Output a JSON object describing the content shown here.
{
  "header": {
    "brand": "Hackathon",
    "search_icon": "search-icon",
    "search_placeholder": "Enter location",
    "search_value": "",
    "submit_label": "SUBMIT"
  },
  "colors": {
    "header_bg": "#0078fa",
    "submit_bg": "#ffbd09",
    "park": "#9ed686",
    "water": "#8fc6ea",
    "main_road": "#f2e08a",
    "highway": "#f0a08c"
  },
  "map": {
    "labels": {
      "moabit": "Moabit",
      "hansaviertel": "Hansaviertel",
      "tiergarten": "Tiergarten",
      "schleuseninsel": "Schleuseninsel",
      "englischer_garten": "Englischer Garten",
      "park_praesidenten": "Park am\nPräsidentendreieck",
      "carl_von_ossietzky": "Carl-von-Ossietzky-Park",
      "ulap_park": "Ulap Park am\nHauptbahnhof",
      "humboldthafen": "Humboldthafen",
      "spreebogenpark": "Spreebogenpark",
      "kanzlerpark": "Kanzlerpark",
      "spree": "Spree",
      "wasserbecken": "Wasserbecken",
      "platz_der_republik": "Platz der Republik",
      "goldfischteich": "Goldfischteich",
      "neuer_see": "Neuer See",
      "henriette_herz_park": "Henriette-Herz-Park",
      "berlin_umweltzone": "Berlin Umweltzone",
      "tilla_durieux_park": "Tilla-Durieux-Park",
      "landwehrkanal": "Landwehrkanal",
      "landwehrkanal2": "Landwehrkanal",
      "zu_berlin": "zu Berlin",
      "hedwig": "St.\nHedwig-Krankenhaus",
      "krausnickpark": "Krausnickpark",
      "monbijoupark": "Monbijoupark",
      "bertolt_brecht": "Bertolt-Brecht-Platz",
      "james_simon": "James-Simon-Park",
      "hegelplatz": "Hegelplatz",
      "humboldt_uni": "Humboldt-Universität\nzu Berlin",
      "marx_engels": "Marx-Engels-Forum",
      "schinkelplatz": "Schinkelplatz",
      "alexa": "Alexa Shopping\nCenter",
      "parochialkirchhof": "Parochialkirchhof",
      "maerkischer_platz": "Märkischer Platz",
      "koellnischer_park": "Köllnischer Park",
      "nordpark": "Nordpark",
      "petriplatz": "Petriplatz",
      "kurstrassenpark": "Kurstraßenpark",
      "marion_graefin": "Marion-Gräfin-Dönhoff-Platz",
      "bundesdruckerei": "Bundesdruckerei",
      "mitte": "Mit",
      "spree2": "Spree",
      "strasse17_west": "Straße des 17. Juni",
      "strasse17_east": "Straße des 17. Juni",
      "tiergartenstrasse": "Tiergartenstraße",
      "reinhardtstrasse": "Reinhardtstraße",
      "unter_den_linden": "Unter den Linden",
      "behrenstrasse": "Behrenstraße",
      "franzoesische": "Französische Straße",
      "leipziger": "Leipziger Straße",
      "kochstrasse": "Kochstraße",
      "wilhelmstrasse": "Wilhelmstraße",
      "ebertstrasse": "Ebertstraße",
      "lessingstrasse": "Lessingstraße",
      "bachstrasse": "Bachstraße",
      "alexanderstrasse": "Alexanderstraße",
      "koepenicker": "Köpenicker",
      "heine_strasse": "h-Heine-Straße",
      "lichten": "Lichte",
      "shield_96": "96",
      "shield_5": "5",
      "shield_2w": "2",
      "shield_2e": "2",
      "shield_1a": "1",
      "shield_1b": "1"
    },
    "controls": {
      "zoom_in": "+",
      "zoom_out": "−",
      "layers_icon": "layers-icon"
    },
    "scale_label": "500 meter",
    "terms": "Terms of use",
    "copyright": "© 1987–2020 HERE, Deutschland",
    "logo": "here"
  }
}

═══

**What you have to do:** Repeat all of the records above exactly as they appear.

**Problem solution:**
Output a JSON object describing the content shown here.
{
  "header": {
    "brand": "Hackathon",
    "search_icon": "search-icon",
    "search_placeholder": "Enter location",
    "search_value": "",
    "submit_label": "SUBMIT"
  },
  "colors": {
    "header_bg": "#0078fa",
    "submit_bg": "#ffbd09",
    "park": "#9ed686",
    "water": "#8fc6ea",
    "main_road": "#f2e08a",
    "highway": "#f0a08c"
  },
  "map": {
    "labels": {
      "moabit": "Moabit",
      "hansaviertel": "Hansaviertel",
      "tiergarten": "Tiergarten",
      "schleuseninsel": "Schleuseninsel",
      "englischer_garten": "Englischer Garten",
      "park_praesidenten": "Park am\nPräsidentendreieck",
      "carl_von_ossietzky": "Carl-von-Ossietzky-Park",
      "ulap_park": "Ulap Park am\nHauptbahnhof",
      "humboldthafen": "Humboldthafen",
      "spreebogenpark": "Spreebogenpark",
      "kanzlerpark": "Kanzlerpark",
      "spree": "Spree",
      "wasserbecken": "Wasserbecken",
      "platz_der_republik": "Platz der Republik",
      "goldfischteich": "Goldfischteich",
      "neuer_see": "Neuer See",
      "henriette_herz_park": "Henriette-Herz-Park",
      "berlin_umweltzone": "Berlin Umweltzone",
      "tilla_durieux_park": "Tilla-Durieux-Park",
      "landwehrkanal": "Landwehrkanal",
      "landwehrkanal2": "Landwehrkanal",
      "zu_berlin": "zu Berlin",
      "hedwig": "St.\nHedwig-Krankenhaus",
      "krausnickpark": "Krausnickpark",
      "monbijoupark": "Monbijoupark",
      "bertolt_brecht": "Bertolt-Brecht-Platz",
      "james_simon": "James-Simon-Park",
      "hegelplatz": "Hegelplatz",
      "humboldt_uni": "Humboldt-Universität\nzu Berlin",
      "marx_engels": "Marx-Engels-Forum",
      "schinkelplatz": "Schinkelplatz",
      "alexa": "Alexa Shopping\nCenter",
      "parochialkirchhof": "Parochialkirchhof",
      "maerkischer_platz": "Märkischer Platz",
      "koellnischer_park": "Köllnischer Park",
      "nordpark": "Nordpark",
      "petriplatz": "Petriplatz",
      "kurstrassenpark": "Kurstraßenpark",
      "marion_graefin": "Marion-Gräfin-Dönhoff-Platz",
      "bundesdruckerei": "Bundesdruckerei",
      "mitte": "Mit",
      "spree2": "Spree",
      "strasse17_west": "Straße des 17. Juni",
      "strasse17_east": "Straße des 17. Juni",
      "tiergartenstrasse": "Tiergartenstraße",
      "reinhardtstrasse": "Reinhardtstraße",
      "unter_den_linden": "Unter den Linden",
      "behrenstrasse": "Behrenstraße",
      "franzoesische": "Französische Straße",
      "leipziger": "Leipziger Straße",
      "kochstrasse": "Kochstraße",
      "wilhelmstrasse": "Wilhelmstraße",
      "ebertstrasse": "Ebertstraße",
      "lessingstrasse": "Lessingstraße",
      "bachstrasse": "Bachstraße",
      "alexanderstrasse": "Alexanderstraße",
      "koepenicker": "Köpenicker",
      "heine_strasse": "h-Heine-Straße",
      "lichten": "Lichte",
      "shield_96": "96",
      "shield_5": "5",
      "shield_2w": "2",
      "shield_2e": "2",
      "shield_1a": "1",
      "shield_1b": "1"
    },
    "controls": {
      "zoom_in": "+",
      "zoom_out": "−",
      "layers_icon": "layers-icon"
    },
    "scale_label": "500 meter",
    "terms": "Terms of use",
    "copyright": "© 1987–2020 HERE, Deutschland",
    "logo": "here"
  }
}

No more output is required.